_Required work_:
The entries below are to be written out again without alteration.

_Materials provided_:
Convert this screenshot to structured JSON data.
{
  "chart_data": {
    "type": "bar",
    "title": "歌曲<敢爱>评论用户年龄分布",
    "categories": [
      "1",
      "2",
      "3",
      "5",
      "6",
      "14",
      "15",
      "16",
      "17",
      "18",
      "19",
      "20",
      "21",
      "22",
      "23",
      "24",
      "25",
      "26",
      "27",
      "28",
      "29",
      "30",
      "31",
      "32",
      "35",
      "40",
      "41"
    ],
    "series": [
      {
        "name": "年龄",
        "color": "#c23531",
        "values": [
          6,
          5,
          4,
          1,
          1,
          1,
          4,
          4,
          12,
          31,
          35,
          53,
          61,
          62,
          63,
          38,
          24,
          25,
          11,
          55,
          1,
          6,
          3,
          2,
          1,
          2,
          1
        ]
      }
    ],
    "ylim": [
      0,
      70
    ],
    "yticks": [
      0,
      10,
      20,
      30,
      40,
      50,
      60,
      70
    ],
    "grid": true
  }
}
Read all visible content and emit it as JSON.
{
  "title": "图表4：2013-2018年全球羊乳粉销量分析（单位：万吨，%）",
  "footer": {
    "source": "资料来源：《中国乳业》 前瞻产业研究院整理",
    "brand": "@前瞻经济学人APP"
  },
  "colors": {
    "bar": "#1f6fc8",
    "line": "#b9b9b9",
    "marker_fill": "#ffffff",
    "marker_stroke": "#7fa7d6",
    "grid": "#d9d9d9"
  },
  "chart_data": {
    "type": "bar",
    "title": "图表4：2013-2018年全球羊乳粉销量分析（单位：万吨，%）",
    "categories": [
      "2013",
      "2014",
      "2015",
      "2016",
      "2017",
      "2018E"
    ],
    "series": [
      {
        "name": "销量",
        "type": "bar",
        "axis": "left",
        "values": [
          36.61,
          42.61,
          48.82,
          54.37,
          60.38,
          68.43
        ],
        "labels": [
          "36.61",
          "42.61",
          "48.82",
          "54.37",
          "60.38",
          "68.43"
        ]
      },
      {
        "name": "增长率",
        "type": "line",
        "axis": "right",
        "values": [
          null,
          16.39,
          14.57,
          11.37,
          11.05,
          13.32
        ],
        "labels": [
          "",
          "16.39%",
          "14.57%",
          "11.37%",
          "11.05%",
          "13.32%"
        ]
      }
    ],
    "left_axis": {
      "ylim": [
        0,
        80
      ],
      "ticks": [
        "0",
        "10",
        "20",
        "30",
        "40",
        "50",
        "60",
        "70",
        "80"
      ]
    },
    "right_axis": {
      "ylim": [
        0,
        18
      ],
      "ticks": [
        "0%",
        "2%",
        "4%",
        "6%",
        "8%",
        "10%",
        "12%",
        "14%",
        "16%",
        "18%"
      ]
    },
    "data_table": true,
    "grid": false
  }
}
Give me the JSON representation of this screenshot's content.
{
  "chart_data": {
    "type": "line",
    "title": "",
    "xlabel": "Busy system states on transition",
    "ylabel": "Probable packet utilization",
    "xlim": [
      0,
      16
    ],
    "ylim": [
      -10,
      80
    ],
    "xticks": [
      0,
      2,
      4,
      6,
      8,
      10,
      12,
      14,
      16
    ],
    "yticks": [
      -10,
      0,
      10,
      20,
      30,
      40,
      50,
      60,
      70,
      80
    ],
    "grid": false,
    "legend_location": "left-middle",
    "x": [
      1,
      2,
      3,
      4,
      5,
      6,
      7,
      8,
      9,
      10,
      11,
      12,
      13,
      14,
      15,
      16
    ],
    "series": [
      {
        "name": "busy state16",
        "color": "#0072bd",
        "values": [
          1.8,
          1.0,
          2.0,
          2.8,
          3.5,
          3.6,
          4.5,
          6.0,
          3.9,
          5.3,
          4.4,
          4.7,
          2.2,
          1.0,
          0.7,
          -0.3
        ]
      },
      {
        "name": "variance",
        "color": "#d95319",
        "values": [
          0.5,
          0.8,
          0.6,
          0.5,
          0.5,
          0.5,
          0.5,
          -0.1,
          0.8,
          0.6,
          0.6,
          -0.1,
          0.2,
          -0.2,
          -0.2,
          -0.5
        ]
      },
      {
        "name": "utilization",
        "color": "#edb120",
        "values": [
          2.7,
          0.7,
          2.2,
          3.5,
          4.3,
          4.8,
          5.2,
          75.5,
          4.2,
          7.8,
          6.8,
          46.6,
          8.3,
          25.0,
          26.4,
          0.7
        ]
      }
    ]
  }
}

_Problem solution_:
Convert this screenshot to structured JSON data.
{
  "chart_data": {
    "type": "bar",
    "title": "歌曲<敢爱>评论用户年龄分布",
    "categories": [
      "1",
      "2",
      "3",
      "5",
      "6",
      "14",
      "15",
      "16",
      "17",
      "18",
      "19",
      "20",
      "21",
      "22",
      "23",
      "24",
      "25",
      "26",
      "27",
      "28",
      "29",
      "30",
      "31",
      "32",
      "35",
      "40",
      "41"
    ],
    "series": [
      {
        "name": "年龄",
        "color": "#c23531",
        "values": [
          6,
          5,
          4,
          1,
          1,
          1,
          4,
          4,
          12,
          31,
          35,
          53,
          61,
          62,
          63,
          38,
          24,
          25,
          11,
          55,
          1,
          6,
          3,
          2,
          1,
          2,
          1
        ]
      }
    ],
    "ylim": [
      0,
      70
    ],
    "yticks": [
      0,
      10,
      20,
      30,
      40,
      50,
      60,
      70
    ],
    "grid": true
  }
}
Read all visible content and emit it as JSON.
{
  "title": "图表4：2013-2018年全球羊乳粉销量分析（单位：万吨，%）",
  "footer": {
    "source": "资料来源：《中国乳业》 前瞻产业研究院整理",
    "brand": "@前瞻经济学人APP"
  },
  "colors": {
    "bar": "#1f6fc8",
    "line": "#b9b9b9",
    "marker_fill": "#ffffff",
    "marker_stroke": "#7fa7d6",
    "grid": "#d9d9d9"
  },
  "chart_data": {
    "type": "bar",
    "title": "图表4：2013-2018年全球羊乳粉销量分析（单位：万吨，%）",
    "categories": [
      "2013",
      "2014",
      "2015",
      "2016",
      "2017",
      "2018E"
    ],
    "series": [
      {
        "name": "销量",
        "type": "bar",
        "axis": "left",
        "values": [
          36.61,
          42.61,
          48.82,
          54.37,
          60.38,
          68.43
        ],
        "labels": [
          "36.61",
          "42.61",
          "48.82",
          "54.37",
          "60.38",
          "68.43"
        ]
      },
      {
        "name": "增长率",
        "type": "line",
        "axis": "right",
        "values": [
          null,
          16.39,
          14.57,
          11.37,
          11.05,
          13.32
        ],
        "labels": [
          "",
          "16.39%",
          "14.57%",
          "11.37%",
          "11.05%",
          "13.32%"
        ]
      }
    ],
    "left_axis": {
      "ylim": [
        0,
        80
      ],
      "ticks": [
        "0",
        "10",
        "20",
        "30",
        "40",
        "50",
        "60",
        "70",
        "80"
      ]
    },
    "right_axis": {
      "ylim": [
        0,
        18
      ],
      "ticks": [
        "0%",
        "2%",
        "4%",
        "6%",
        "8%",
        "10%",
        "12%",
        "14%",
        "16%",
        "18%"
      ]
    },
    "data_table": true,
    "grid": false
  }
}
Give me the JSON representation of this screenshot's content.
{
  "chart_data": {
    "type": "line",
    "title": "",
    "xlabel": "Busy system states on transition",
    "ylabel": "Probable packet utilization",
    "xlim": [
      0,
      16
    ],
    "ylim": [
      -10,
      80
    ],
    "xticks": [
      0,
      2,
      4,
      6,
      8,
      10,
      12,
      14,
      16
    ],
    "yticks": [
      -10,
      0,
      10,
      20,
      30,
      40,
      50,
      60,
      70,
      80
    ],
    "grid": false,
    "legend_location": "left-middle",
    "x": [
      1,
      2,
      3,
      4,
      5,
      6,
      7,
      8,
      9,
      10,
      11,
      12,
      13,
      14,
      15,
      16
    ],
    "series": [
      {
        "name": "busy state16",
        "color": "#0072bd",
        "values": [
          1.8,
          1.0,
          2.0,
          2.8,
          3.5,
          3.6,
          4.5,
          6.0,
          3.9,
          5.3,
          4.4,
          4.7,
          2.2,
          1.0,
          0.7,
          -0.3
        ]
      },
      {
        "name": "variance",
        "color": "#d95319",
        "values": [
          0.5,
          0.8,
          0.6,
          0.5,
          0.5,
          0.5,
          0.5,
          -0.1,
          0.8,
          0.6,
          0.6,
          -0.1,
          0.2,
          -0.2,
          -0.2,
          -0.5
        ]
      },
      {
        "name": "utilization",
        "color": "#edb120",
        "values": [
          2.7,
          0.7,
          2.2,
          3.5,
          4.3,
          4.8,
          5.2,
          75.5,
          4.2,
          7.8,
          6.8,
          46.6,
          8.3,
          25.0,
          26.4,
          0.7
        ]
      }
    ]
  }
}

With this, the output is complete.